Records to use: Begin
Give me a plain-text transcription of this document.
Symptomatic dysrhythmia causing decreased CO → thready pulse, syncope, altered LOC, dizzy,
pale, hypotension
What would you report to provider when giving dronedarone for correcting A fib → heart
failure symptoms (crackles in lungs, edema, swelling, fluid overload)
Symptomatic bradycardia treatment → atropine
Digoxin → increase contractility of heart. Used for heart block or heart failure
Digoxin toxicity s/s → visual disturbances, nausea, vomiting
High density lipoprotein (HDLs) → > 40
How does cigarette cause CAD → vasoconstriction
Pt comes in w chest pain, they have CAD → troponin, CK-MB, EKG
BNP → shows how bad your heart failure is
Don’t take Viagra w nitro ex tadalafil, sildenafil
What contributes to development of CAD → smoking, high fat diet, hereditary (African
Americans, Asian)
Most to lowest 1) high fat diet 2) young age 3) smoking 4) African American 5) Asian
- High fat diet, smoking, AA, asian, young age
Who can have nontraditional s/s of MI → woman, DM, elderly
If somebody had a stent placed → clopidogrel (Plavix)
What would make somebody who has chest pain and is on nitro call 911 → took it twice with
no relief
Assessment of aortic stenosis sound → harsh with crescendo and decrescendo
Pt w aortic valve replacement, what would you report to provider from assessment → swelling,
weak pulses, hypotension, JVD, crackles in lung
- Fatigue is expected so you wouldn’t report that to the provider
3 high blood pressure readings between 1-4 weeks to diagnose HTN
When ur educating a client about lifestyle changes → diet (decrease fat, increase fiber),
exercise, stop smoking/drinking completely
Records to use: End
> **Exercise aim**: What you return should match the data character for character.

> **Exercise response**:
Give me a plain-text transcription of this document.
Symptomatic dysrhythmia causing decreased CO → thready pulse, syncope, altered LOC, dizzy,
pale, hypotension
What would you report to provider when giving dronedarone for correcting A fib → heart
failure symptoms (crackles in lungs, edema, swelling, fluid overload)
Symptomatic bradycardia treatment → atropine
Digoxin → increase contractility of heart. Used for heart block or heart failure
Digoxin toxicity s/s → visual disturbances, nausea, vomiting
High density lipoprotein (HDLs) → > 40
How does cigarette cause CAD → vasoconstriction
Pt comes in w chest pain, they have CAD → troponin, CK-MB, EKG
BNP → shows how bad your heart failure is
Don’t take Viagra w nitro ex tadalafil, sildenafil
What contributes to development of CAD → smoking, high fat diet, hereditary (African
Americans, Asian)
Most to lowest 1) high fat diet 2) young age 3) smoking 4) African American 5) Asian
- High fat diet, smoking, AA, asian, young age
Who can have nontraditional s/s of MI → woman, DM, elderly
If somebody had a stent placed → clopidogrel (Plavix)
What would make somebody who has chest pain and is on nitro call 911 → took it twice with
no relief
Assessment of aortic stenosis sound → harsh with crescendo and decrescendo
Pt w aortic valve replacement, what would you report to provider from assessment → swelling,
weak pulses, hypotension, JVD, crackles in lung
- Fatigue is expected so you wouldn’t report that to the provider
3 high blood pressure readings between 1-4 weeks to diagnose HTN
When ur educating a client about lifestyle changes → diet (decrease fat, increase fiber),
exercise, stop smoking/drinking completely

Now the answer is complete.